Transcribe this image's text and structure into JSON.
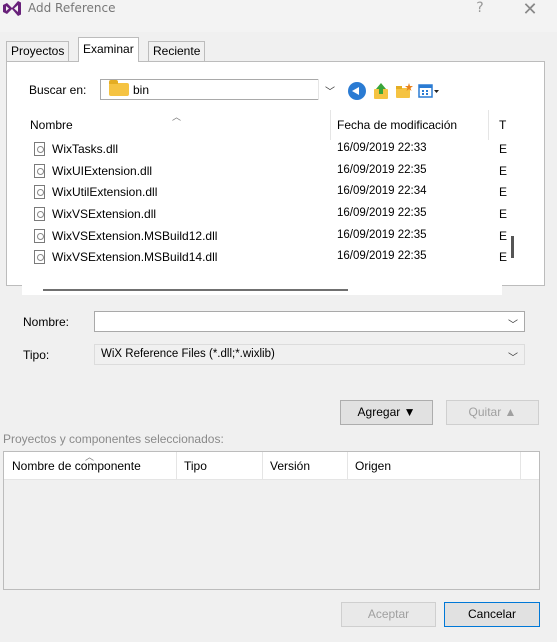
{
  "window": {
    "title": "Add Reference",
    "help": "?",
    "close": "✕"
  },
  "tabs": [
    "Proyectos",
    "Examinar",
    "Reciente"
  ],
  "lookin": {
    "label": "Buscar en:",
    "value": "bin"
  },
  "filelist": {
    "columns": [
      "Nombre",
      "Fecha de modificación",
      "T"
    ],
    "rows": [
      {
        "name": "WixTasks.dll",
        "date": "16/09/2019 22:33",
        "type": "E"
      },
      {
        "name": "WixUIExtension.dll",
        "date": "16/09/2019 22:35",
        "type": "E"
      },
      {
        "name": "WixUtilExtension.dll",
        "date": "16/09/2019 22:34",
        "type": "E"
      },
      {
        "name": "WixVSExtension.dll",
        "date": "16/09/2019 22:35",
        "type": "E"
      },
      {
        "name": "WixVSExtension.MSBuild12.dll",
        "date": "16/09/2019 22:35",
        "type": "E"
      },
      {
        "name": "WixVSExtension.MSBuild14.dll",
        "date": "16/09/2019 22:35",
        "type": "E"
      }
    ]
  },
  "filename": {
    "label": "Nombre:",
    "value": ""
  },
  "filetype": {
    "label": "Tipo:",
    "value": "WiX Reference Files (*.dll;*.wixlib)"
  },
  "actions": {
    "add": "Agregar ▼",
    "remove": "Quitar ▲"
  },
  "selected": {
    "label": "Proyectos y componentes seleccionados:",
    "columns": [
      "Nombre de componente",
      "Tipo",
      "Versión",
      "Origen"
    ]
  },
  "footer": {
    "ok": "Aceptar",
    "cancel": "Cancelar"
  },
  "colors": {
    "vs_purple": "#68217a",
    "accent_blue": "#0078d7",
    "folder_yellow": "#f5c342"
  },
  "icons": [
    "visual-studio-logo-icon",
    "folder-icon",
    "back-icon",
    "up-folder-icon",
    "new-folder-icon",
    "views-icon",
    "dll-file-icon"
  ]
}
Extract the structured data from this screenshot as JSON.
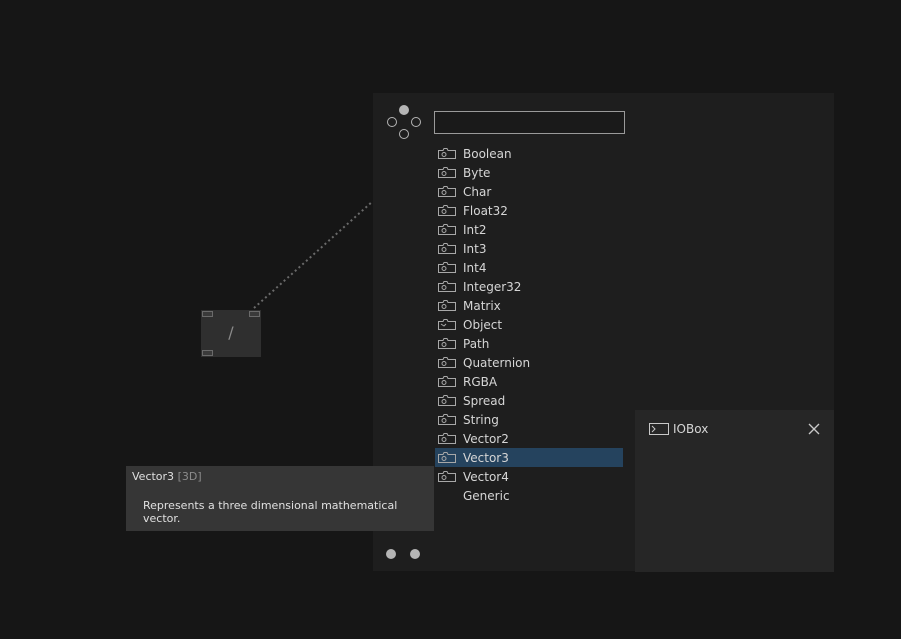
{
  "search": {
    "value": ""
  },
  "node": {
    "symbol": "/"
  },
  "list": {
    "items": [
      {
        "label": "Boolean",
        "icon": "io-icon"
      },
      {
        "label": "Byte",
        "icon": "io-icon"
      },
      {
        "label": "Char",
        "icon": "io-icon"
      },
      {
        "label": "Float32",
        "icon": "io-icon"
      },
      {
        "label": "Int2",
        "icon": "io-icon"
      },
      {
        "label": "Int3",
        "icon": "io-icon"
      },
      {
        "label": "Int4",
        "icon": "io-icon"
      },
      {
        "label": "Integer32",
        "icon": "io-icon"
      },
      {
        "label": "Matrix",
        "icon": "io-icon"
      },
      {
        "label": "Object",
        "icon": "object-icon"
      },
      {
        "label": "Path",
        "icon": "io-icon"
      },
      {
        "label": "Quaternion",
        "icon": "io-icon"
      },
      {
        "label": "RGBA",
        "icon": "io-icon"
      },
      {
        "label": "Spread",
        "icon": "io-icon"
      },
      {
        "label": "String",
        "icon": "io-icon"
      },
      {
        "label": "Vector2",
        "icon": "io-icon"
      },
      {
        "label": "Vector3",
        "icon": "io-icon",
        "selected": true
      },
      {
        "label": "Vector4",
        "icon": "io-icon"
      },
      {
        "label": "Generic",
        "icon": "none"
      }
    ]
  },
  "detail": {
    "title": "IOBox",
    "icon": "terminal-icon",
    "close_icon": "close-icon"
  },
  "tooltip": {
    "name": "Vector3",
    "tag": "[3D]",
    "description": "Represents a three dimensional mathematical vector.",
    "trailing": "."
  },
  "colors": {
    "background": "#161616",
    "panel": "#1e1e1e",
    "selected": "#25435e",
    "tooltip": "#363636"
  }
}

+++

EXERCISE DESCRIPTION: Check each line above for the word "Reference" and copy the ones that have it.

PROBLEM SOLUTION:
    "title": "Add Reference",
    "value": "WiX Reference Files (*.dll;*.wixlib)"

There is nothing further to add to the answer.